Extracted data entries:
######
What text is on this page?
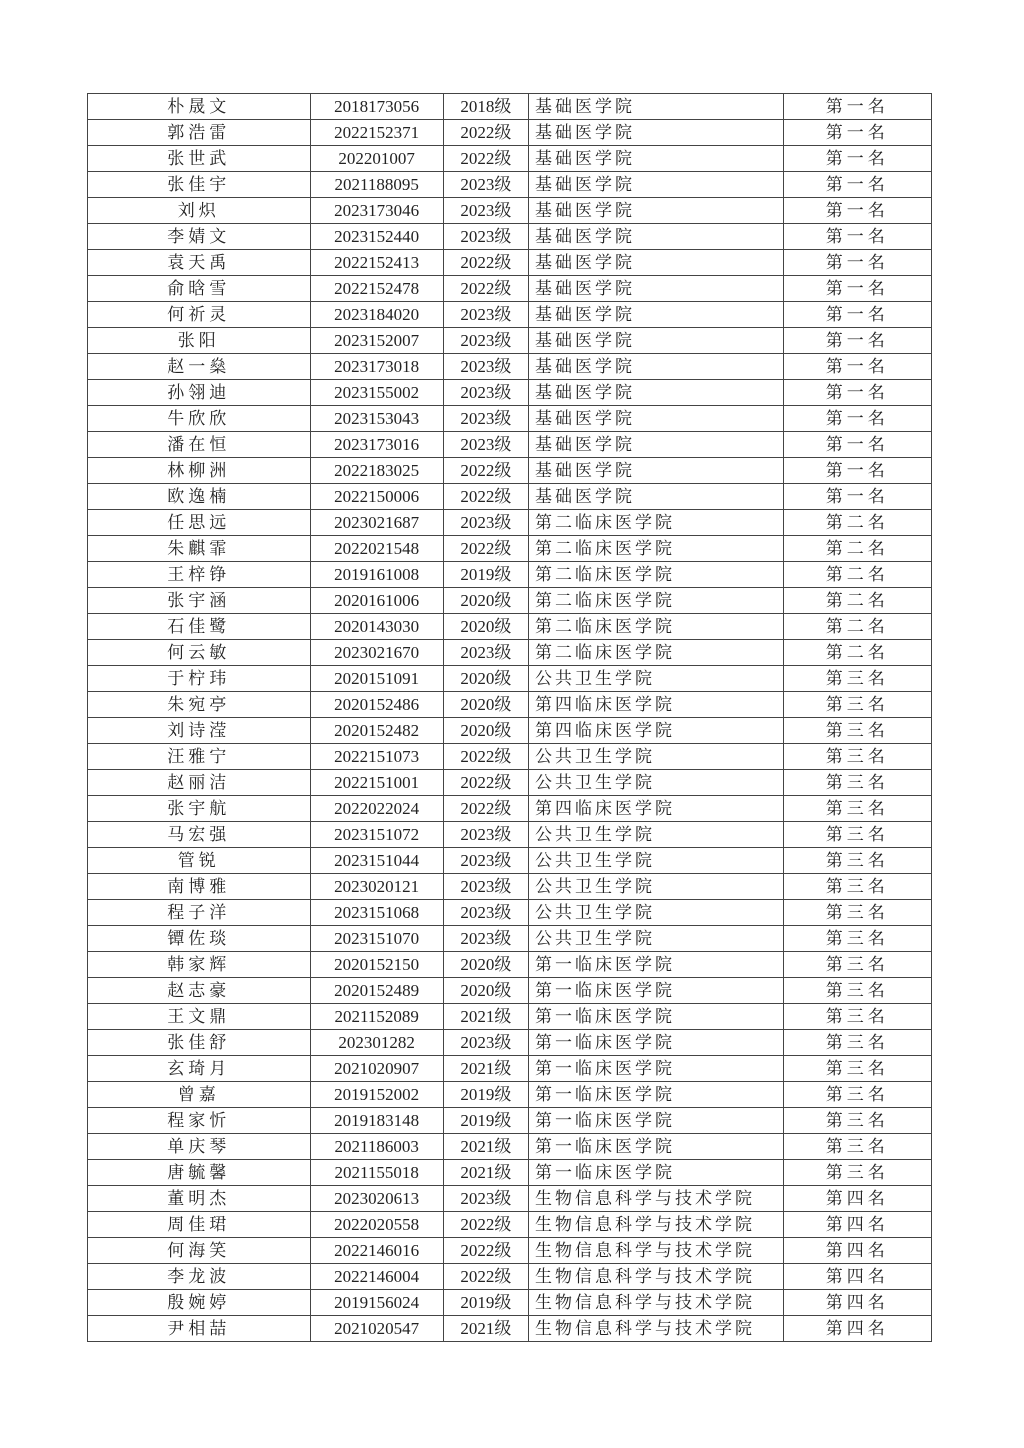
朴晟文	2018173056	2018级	基础医学院	第一名
郭浩雷	2022152371	2022级	基础医学院	第一名
张世武	202201007	2022级	基础医学院	第一名
张佳宇	2021188095	2023级	基础医学院	第一名
刘炽	2023173046	2023级	基础医学院	第一名
李婧文	2023152440	2023级	基础医学院	第一名
袁天禹	2022152413	2022级	基础医学院	第一名
俞晗雪	2022152478	2022级	基础医学院	第一名
何祈灵	2023184020	2023级	基础医学院	第一名
张阳	2023152007	2023级	基础医学院	第一名
赵一燊	2023173018	2023级	基础医学院	第一名
孙翎迪	2023155002	2023级	基础医学院	第一名
牛欣欣	2023153043	2023级	基础医学院	第一名
潘在恒	2023173016	2023级	基础医学院	第一名
林柳洲	2022183025	2022级	基础医学院	第一名
欧逸楠	2022150006	2022级	基础医学院	第一名
任思远	2023021687	2023级	第二临床医学院	第二名
朱麒霏	2022021548	2022级	第二临床医学院	第二名
王梓铮	2019161008	2019级	第二临床医学院	第二名
张宇涵	2020161006	2020级	第二临床医学院	第二名
石佳鹭	2020143030	2020级	第二临床医学院	第二名
何云敏	2023021670	2023级	第二临床医学院	第二名
于柠玮	2020151091	2020级	公共卫生学院	第三名
朱宛亭	2020152486	2020级	第四临床医学院	第三名
刘诗滢	2020152482	2020级	第四临床医学院	第三名
汪雅宁	2022151073	2022级	公共卫生学院	第三名
赵丽洁	2022151001	2022级	公共卫生学院	第三名
张宇航	2022022024	2022级	第四临床医学院	第三名
马宏强	2023151072	2023级	公共卫生学院	第三名
管锐	2023151044	2023级	公共卫生学院	第三名
南博雅	2023020121	2023级	公共卫生学院	第三名
程子洋	2023151068	2023级	公共卫生学院	第三名
镡佐琰	2023151070	2023级	公共卫生学院	第三名
韩家辉	2020152150	2020级	第一临床医学院	第三名
赵志豪	2020152489	2020级	第一临床医学院	第三名
王文鼎	2021152089	2021级	第一临床医学院	第三名
张佳舒	202301282	2023级	第一临床医学院	第三名
玄琦月	2021020907	2021级	第一临床医学院	第三名
曾嘉	2019152002	2019级	第一临床医学院	第三名
程家忻	2019183148	2019级	第一临床医学院	第三名
单庆琴	2021186003	2021级	第一临床医学院	第三名
唐毓馨	2021155018	2021级	第一临床医学院	第三名
董明杰	2023020613	2023级	生物信息科学与技术学院	第四名
周佳珺	2022020558	2022级	生物信息科学与技术学院	第四名
何海笑	2022146016	2022级	生物信息科学与技术学院	第四名
李龙波	2022146004	2022级	生物信息科学与技术学院	第四名
殷婉婷	2019156024	2019级	生物信息科学与技术学院	第四名
尹相喆	2021020547	2021级	生物信息科学与技术学院	第四名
######
# EXERCISE BRIEF
Take each line of the material that contains the word "公共卫生学院" and list it.

# COMPLETE ANSWER
于柠玮	2020151091	2020级	公共卫生学院	第三名
汪雅宁	2022151073	2022级	公共卫生学院	第三名
赵丽洁	2022151001	2022级	公共卫生学院	第三名
马宏强	2023151072	2023级	公共卫生学院	第三名
管锐	2023151044	2023级	公共卫生学院	第三名
南博雅	2023020121	2023级	公共卫生学院	第三名
程子洋	2023151068	2023级	公共卫生学院	第三名
镡佐琰	2023151070	2023级	公共卫生学院	第三名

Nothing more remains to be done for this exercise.